====== Dataset records ======
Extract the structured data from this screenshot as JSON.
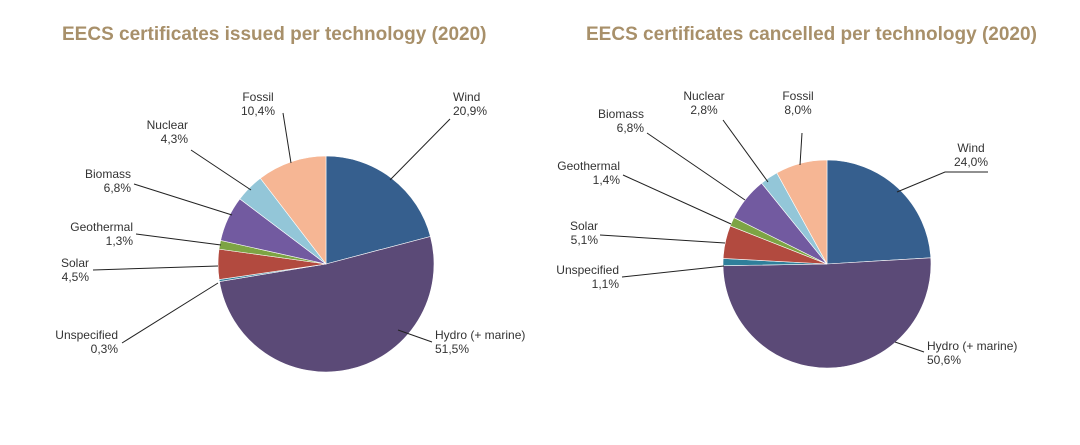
{
  "chart_data": [
    {
      "type": "pie",
      "title": "EECS certificates issued per technology (2020)",
      "slices": [
        {
          "name": "Wind",
          "value": 20.9,
          "display": "20,9%",
          "color": "#365f8e"
        },
        {
          "name": "Hydro (+ marine)",
          "value": 51.5,
          "display": "51,5%",
          "color": "#5b4a77"
        },
        {
          "name": "Unspecified",
          "value": 0.3,
          "display": "0,3%",
          "color": "#2f7f9a"
        },
        {
          "name": "Solar",
          "value": 4.5,
          "display": "4,5%",
          "color": "#b24a3f"
        },
        {
          "name": "Geothermal",
          "value": 1.3,
          "display": "1,3%",
          "color": "#7da444"
        },
        {
          "name": "Biomass",
          "value": 6.8,
          "display": "6,8%",
          "color": "#725aa0"
        },
        {
          "name": "Nuclear",
          "value": 4.3,
          "display": "4,3%",
          "color": "#93c6d8"
        },
        {
          "name": "Fossil",
          "value": 10.4,
          "display": "10,4%",
          "color": "#f6b694"
        }
      ]
    },
    {
      "type": "pie",
      "title": "EECS certificates cancelled per technology (2020)",
      "slices": [
        {
          "name": "Wind",
          "value": 24.0,
          "display": "24,0%",
          "color": "#365f8e"
        },
        {
          "name": "Hydro (+ marine)",
          "value": 50.6,
          "display": "50,6%",
          "color": "#5b4a77"
        },
        {
          "name": "Unspecified",
          "value": 1.1,
          "display": "1,1%",
          "color": "#2f7f9a"
        },
        {
          "name": "Solar",
          "value": 5.1,
          "display": "5,1%",
          "color": "#b24a3f"
        },
        {
          "name": "Geothermal",
          "value": 1.4,
          "display": "1,4%",
          "color": "#7da444"
        },
        {
          "name": "Biomass",
          "value": 6.8,
          "display": "6,8%",
          "color": "#725aa0"
        },
        {
          "name": "Nuclear",
          "value": 2.8,
          "display": "2,8%",
          "color": "#93c6d8"
        },
        {
          "name": "Fossil",
          "value": 8.0,
          "display": "8,0%",
          "color": "#f6b694"
        }
      ]
    }
  ]
}
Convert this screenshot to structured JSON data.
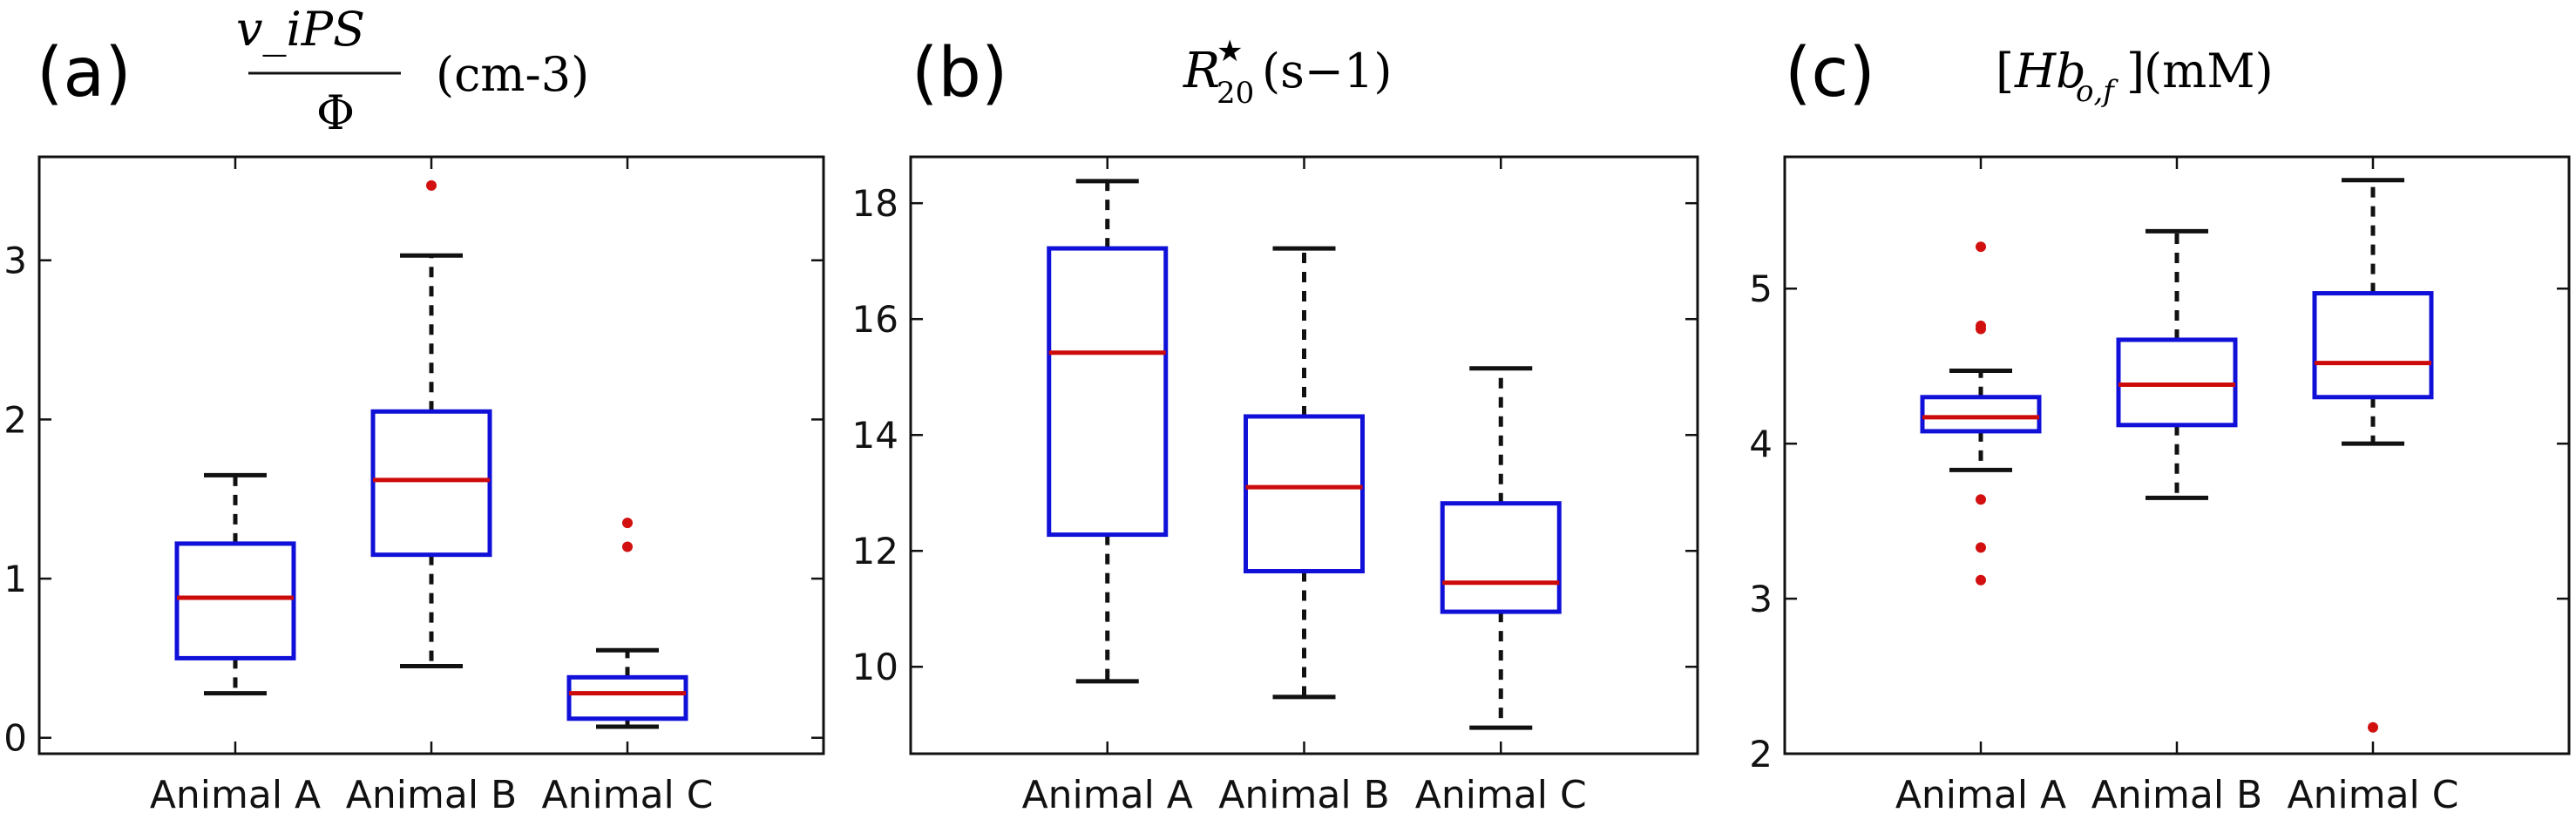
{
  "colors": {
    "box": "#1010d8",
    "median": "#cc0a0a",
    "whisker": "#111111",
    "outlier": "#d21010",
    "axes": "#111111"
  },
  "chart_data": [
    {
      "type": "box",
      "panel_label": "(a)",
      "title": {
        "num": "v_iPS",
        "den": "Φ",
        "unit": "(cm-3)"
      },
      "categories": [
        "Animal A",
        "Animal B",
        "Animal C"
      ],
      "ylim": [
        -0.1,
        3.65
      ],
      "yticks": [
        0,
        1,
        2,
        3
      ],
      "ytick_labels": [
        "0",
        "1",
        "2",
        "3"
      ],
      "boxes": [
        {
          "name": "Animal A",
          "whislo": 0.28,
          "q1": 0.5,
          "med": 0.88,
          "q3": 1.22,
          "whishi": 1.65,
          "fliers": []
        },
        {
          "name": "Animal B",
          "whislo": 0.45,
          "q1": 1.15,
          "med": 1.62,
          "q3": 2.05,
          "whishi": 3.03,
          "fliers": [
            3.47
          ]
        },
        {
          "name": "Animal C",
          "whislo": 0.07,
          "q1": 0.12,
          "med": 0.28,
          "q3": 0.38,
          "whishi": 0.55,
          "fliers": [
            1.2,
            1.35
          ]
        }
      ]
    },
    {
      "type": "box",
      "panel_label": "(b)",
      "title": {
        "base": "R",
        "sup": "★",
        "sub": "20",
        "unit": "(s−1)"
      },
      "categories": [
        "Animal A",
        "Animal B",
        "Animal C"
      ],
      "ylim": [
        8.5,
        18.8
      ],
      "yticks": [
        10,
        12,
        14,
        16,
        18
      ],
      "ytick_labels": [
        "10",
        "12",
        "14",
        "16",
        "18"
      ],
      "boxes": [
        {
          "name": "Animal A",
          "whislo": 9.75,
          "q1": 12.28,
          "med": 15.42,
          "q3": 17.22,
          "whishi": 18.38,
          "fliers": []
        },
        {
          "name": "Animal B",
          "whislo": 9.48,
          "q1": 11.65,
          "med": 13.1,
          "q3": 14.32,
          "whishi": 17.22,
          "fliers": []
        },
        {
          "name": "Animal C",
          "whislo": 8.95,
          "q1": 10.95,
          "med": 11.45,
          "q3": 12.82,
          "whishi": 15.15,
          "fliers": []
        }
      ]
    },
    {
      "type": "box",
      "panel_label": "(c)",
      "title": {
        "inner": "Hb",
        "sub": "o,f",
        "unit": "(mM)"
      },
      "categories": [
        "Animal A",
        "Animal B",
        "Animal C"
      ],
      "ylim": [
        2.0,
        5.85
      ],
      "yticks": [
        2,
        3,
        4,
        5
      ],
      "ytick_labels": [
        "2",
        "3",
        "4",
        "5"
      ],
      "boxes": [
        {
          "name": "Animal A",
          "whislo": 3.83,
          "q1": 4.08,
          "med": 4.17,
          "q3": 4.3,
          "whishi": 4.47,
          "fliers": [
            5.27,
            4.76,
            4.74,
            3.64,
            3.33,
            3.12
          ]
        },
        {
          "name": "Animal B",
          "whislo": 3.65,
          "q1": 4.12,
          "med": 4.38,
          "q3": 4.67,
          "whishi": 5.37,
          "fliers": []
        },
        {
          "name": "Animal C",
          "whislo": 4.0,
          "q1": 4.3,
          "med": 4.52,
          "q3": 4.97,
          "whishi": 5.7,
          "fliers": [
            2.17
          ]
        }
      ]
    }
  ]
}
======
Short task: Write out each line of the data exactly; the images should be left out.

Answer to the exercise:
Extract the structured data from this screenshot as JSON.
{
  "chart_data": [
    {
      "type": "pie",
      "title": "EECS certificates issued per technology (2020)",
      "slices": [
        {
          "name": "Wind",
          "value": 20.9,
          "display": "20,9%",
          "color": "#365f8e"
        },
        {
          "name": "Hydro (+ marine)",
          "value": 51.5,
          "display": "51,5%",
          "color": "#5b4a77"
        },
        {
          "name": "Unspecified",
          "value": 0.3,
          "display": "0,3%",
          "color": "#2f7f9a"
        },
        {
          "name": "Solar",
          "value": 4.5,
          "display": "4,5%",
          "color": "#b24a3f"
        },
        {
          "name": "Geothermal",
          "value": 1.3,
          "display": "1,3%",
          "color": "#7da444"
        },
        {
          "name": "Biomass",
          "value": 6.8,
          "display": "6,8%",
          "color": "#725aa0"
        },
        {
          "name": "Nuclear",
          "value": 4.3,
          "display": "4,3%",
          "color": "#93c6d8"
        },
        {
          "name": "Fossil",
          "value": 10.4,
          "display": "10,4%",
          "color": "#f6b694"
        }
      ]
    },
    {
      "type": "pie",
      "title": "EECS certificates cancelled per technology (2020)",
      "slices": [
        {
          "name": "Wind",
          "value": 24.0,
          "display": "24,0%",
          "color": "#365f8e"
        },
        {
          "name": "Hydro (+ marine)",
          "value": 50.6,
          "display": "50,6%",
          "color": "#5b4a77"
        },
        {
          "name": "Unspecified",
          "value": 1.1,
          "display": "1,1%",
          "color": "#2f7f9a"
        },
        {
          "name": "Solar",
          "value": 5.1,
          "display": "5,1%",
          "color": "#b24a3f"
        },
        {
          "name": "Geothermal",
          "value": 1.4,
          "display": "1,4%",
          "color": "#7da444"
        },
        {
          "name": "Biomass",
          "value": 6.8,
          "display": "6,8%",
          "color": "#725aa0"
        },
        {
          "name": "Nuclear",
          "value": 2.8,
          "display": "2,8%",
          "color": "#93c6d8"
        },
        {
          "name": "Fossil",
          "value": 8.0,
          "display": "8,0%",
          "color": "#f6b694"
        }
      ]
    }
  ]
}
Convert this screenshot to structured JSON data.
{
  "colors": {
    "box": "#1010d8",
    "median": "#cc0a0a",
    "whisker": "#111111",
    "outlier": "#d21010",
    "axes": "#111111"
  },
  "chart_data": [
    {
      "type": "box",
      "panel_label": "(a)",
      "title": {
        "num": "v_iPS",
        "den": "Φ",
        "unit": "(cm-3)"
      },
      "categories": [
        "Animal A",
        "Animal B",
        "Animal C"
      ],
      "ylim": [
        -0.1,
        3.65
      ],
      "yticks": [
        0,
        1,
        2,
        3
      ],
      "ytick_labels": [
        "0",
        "1",
        "2",
        "3"
      ],
      "boxes": [
        {
          "name": "Animal A",
          "whislo": 0.28,
          "q1": 0.5,
          "med": 0.88,
          "q3": 1.22,
          "whishi": 1.65,
          "fliers": []
        },
        {
          "name": "Animal B",
          "whislo": 0.45,
          "q1": 1.15,
          "med": 1.62,
          "q3": 2.05,
          "whishi": 3.03,
          "fliers": [
            3.47
          ]
        },
        {
          "name": "Animal C",
          "whislo": 0.07,
          "q1": 0.12,
          "med": 0.28,
          "q3": 0.38,
          "whishi": 0.55,
          "fliers": [
            1.2,
            1.35
          ]
        }
      ]
    },
    {
      "type": "box",
      "panel_label": "(b)",
      "title": {
        "base": "R",
        "sup": "★",
        "sub": "20",
        "unit": "(s−1)"
      },
      "categories": [
        "Animal A",
        "Animal B",
        "Animal C"
      ],
      "ylim": [
        8.5,
        18.8
      ],
      "yticks": [
        10,
        12,
        14,
        16,
        18
      ],
      "ytick_labels": [
        "10",
        "12",
        "14",
        "16",
        "18"
      ],
      "boxes": [
        {
          "name": "Animal A",
          "whislo": 9.75,
          "q1": 12.28,
          "med": 15.42,
          "q3": 17.22,
          "whishi": 18.38,
          "fliers": []
        },
        {
          "name": "Animal B",
          "whislo": 9.48,
          "q1": 11.65,
          "med": 13.1,
          "q3": 14.32,
          "whishi": 17.22,
          "fliers": []
        },
        {
          "name": "Animal C",
          "whislo": 8.95,
          "q1": 10.95,
          "med": 11.45,
          "q3": 12.82,
          "whishi": 15.15,
          "fliers": []
        }
      ]
    },
    {
      "type": "box",
      "panel_label": "(c)",
      "title": {
        "inner": "Hb",
        "sub": "o,f",
        "unit": "(mM)"
      },
      "categories": [
        "Animal A",
        "Animal B",
        "Animal C"
      ],
      "ylim": [
        2.0,
        5.85
      ],
      "yticks": [
        2,
        3,
        4,
        5
      ],
      "ytick_labels": [
        "2",
        "3",
        "4",
        "5"
      ],
      "boxes": [
        {
          "name": "Animal A",
          "whislo": 3.83,
          "q1": 4.08,
          "med": 4.17,
          "q3": 4.3,
          "whishi": 4.47,
          "fliers": [
            5.27,
            4.76,
            4.74,
            3.64,
            3.33,
            3.12
          ]
        },
        {
          "name": "Animal B",
          "whislo": 3.65,
          "q1": 4.12,
          "med": 4.38,
          "q3": 4.67,
          "whishi": 5.37,
          "fliers": []
        },
        {
          "name": "Animal C",
          "whislo": 4.0,
          "q1": 4.3,
          "med": 4.52,
          "q3": 4.97,
          "whishi": 5.7,
          "fliers": [
            2.17
          ]
        }
      ]
    }
  ]
}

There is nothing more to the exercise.